INSTRUCTION – Leave the pictures out. Return all other data exactly.

MATERIAL PROVIDED –
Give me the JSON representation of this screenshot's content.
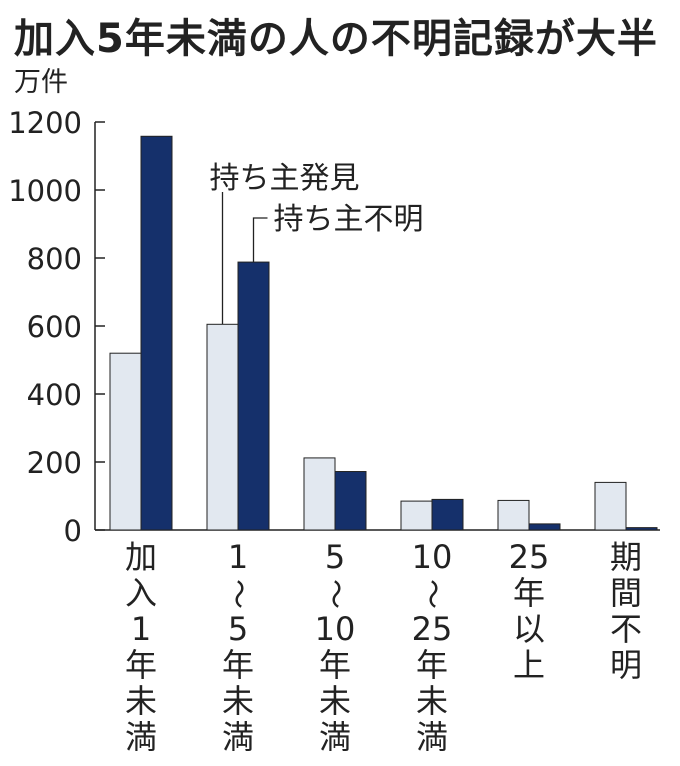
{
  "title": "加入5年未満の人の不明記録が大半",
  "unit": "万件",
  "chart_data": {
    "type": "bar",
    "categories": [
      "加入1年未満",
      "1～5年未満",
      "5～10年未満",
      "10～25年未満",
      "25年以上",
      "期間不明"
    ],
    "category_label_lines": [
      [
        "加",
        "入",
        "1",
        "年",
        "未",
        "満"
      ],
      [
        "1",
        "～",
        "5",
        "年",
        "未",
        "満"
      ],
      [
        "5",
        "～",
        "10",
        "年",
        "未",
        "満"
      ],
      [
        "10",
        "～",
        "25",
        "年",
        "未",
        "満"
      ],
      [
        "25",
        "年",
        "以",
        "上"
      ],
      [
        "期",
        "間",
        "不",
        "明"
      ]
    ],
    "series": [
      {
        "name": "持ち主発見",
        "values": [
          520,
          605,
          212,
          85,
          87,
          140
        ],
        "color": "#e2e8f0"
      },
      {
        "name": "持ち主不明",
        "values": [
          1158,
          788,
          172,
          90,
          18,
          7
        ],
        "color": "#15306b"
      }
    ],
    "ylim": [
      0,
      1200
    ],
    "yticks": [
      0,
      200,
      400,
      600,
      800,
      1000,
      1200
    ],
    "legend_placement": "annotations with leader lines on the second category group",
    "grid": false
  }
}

TASK SOLUTION –
Give me the JSON representation of this screenshot's content.
{
  "title": "加入5年未満の人の不明記録が大半",
  "unit": "万件",
  "chart_data": {
    "type": "bar",
    "categories": [
      "加入1年未満",
      "1～5年未満",
      "5～10年未満",
      "10～25年未満",
      "25年以上",
      "期間不明"
    ],
    "category_label_lines": [
      [
        "加",
        "入",
        "1",
        "年",
        "未",
        "満"
      ],
      [
        "1",
        "～",
        "5",
        "年",
        "未",
        "満"
      ],
      [
        "5",
        "～",
        "10",
        "年",
        "未",
        "満"
      ],
      [
        "10",
        "～",
        "25",
        "年",
        "未",
        "満"
      ],
      [
        "25",
        "年",
        "以",
        "上"
      ],
      [
        "期",
        "間",
        "不",
        "明"
      ]
    ],
    "series": [
      {
        "name": "持ち主発見",
        "values": [
          520,
          605,
          212,
          85,
          87,
          140
        ],
        "color": "#e2e8f0"
      },
      {
        "name": "持ち主不明",
        "values": [
          1158,
          788,
          172,
          90,
          18,
          7
        ],
        "color": "#15306b"
      }
    ],
    "ylim": [
      0,
      1200
    ],
    "yticks": [
      0,
      200,
      400,
      600,
      800,
      1000,
      1200
    ],
    "legend_placement": "annotations with leader lines on the second category group",
    "grid": false
  }
}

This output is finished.